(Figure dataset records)
▼

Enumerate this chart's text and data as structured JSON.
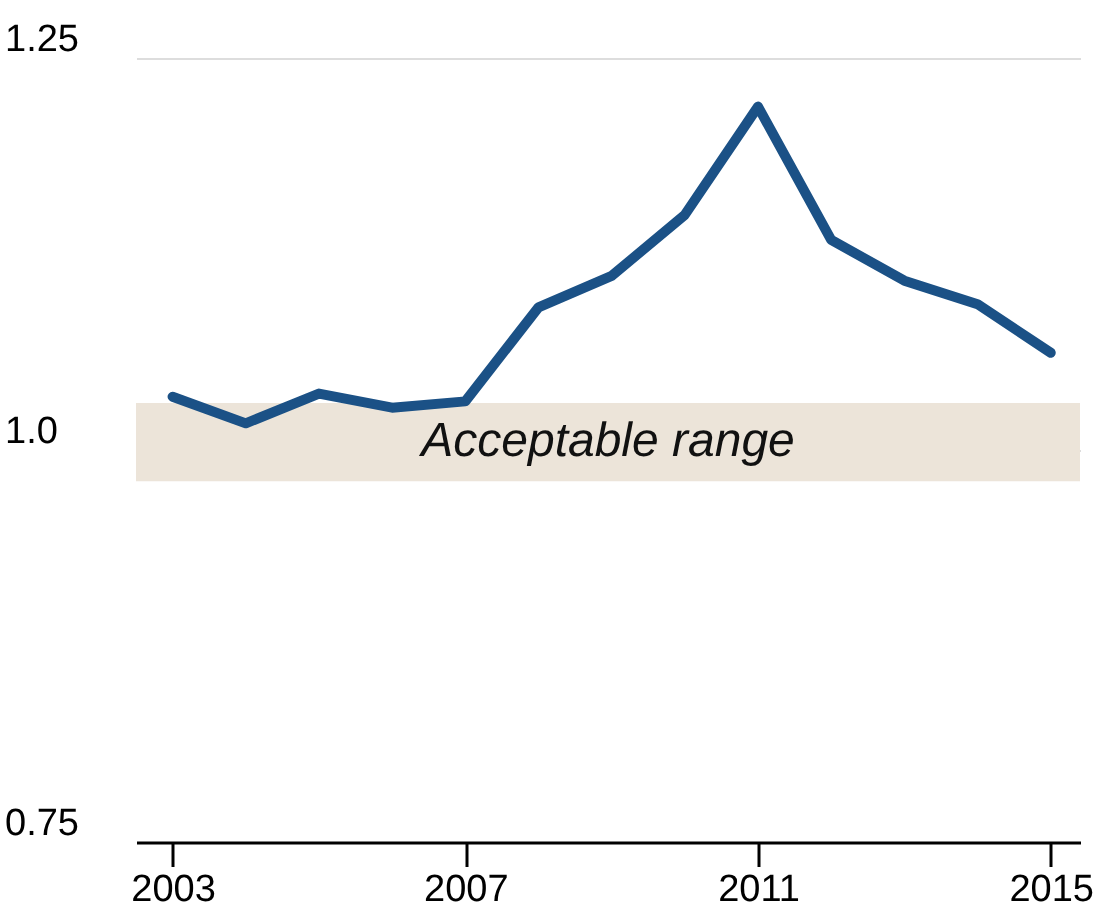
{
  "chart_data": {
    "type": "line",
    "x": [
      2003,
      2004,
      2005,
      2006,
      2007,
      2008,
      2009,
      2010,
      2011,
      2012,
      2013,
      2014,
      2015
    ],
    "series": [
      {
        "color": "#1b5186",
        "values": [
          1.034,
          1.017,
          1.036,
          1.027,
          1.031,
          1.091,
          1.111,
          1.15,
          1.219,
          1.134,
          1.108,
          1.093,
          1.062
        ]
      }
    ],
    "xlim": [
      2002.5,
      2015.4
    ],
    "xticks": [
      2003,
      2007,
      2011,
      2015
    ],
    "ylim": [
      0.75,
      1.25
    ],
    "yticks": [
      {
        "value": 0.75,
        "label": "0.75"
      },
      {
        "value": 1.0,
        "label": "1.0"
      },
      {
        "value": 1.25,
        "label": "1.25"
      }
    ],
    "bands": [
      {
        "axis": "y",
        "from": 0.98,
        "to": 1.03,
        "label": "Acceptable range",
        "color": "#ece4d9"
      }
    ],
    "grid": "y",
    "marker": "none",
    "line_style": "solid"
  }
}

▲

Work to do: Omit the pictures and give the material again, exactly and in full.

Written answer:
Enumerate this chart's text and data as structured JSON.
{
  "chart_data": {
    "type": "line",
    "x": [
      2003,
      2004,
      2005,
      2006,
      2007,
      2008,
      2009,
      2010,
      2011,
      2012,
      2013,
      2014,
      2015
    ],
    "series": [
      {
        "color": "#1b5186",
        "values": [
          1.034,
          1.017,
          1.036,
          1.027,
          1.031,
          1.091,
          1.111,
          1.15,
          1.219,
          1.134,
          1.108,
          1.093,
          1.062
        ]
      }
    ],
    "xlim": [
      2002.5,
      2015.4
    ],
    "xticks": [
      2003,
      2007,
      2011,
      2015
    ],
    "ylim": [
      0.75,
      1.25
    ],
    "yticks": [
      {
        "value": 0.75,
        "label": "0.75"
      },
      {
        "value": 1.0,
        "label": "1.0"
      },
      {
        "value": 1.25,
        "label": "1.25"
      }
    ],
    "bands": [
      {
        "axis": "y",
        "from": 0.98,
        "to": 1.03,
        "label": "Acceptable range",
        "color": "#ece4d9"
      }
    ],
    "grid": "y",
    "marker": "none",
    "line_style": "solid"
  }
}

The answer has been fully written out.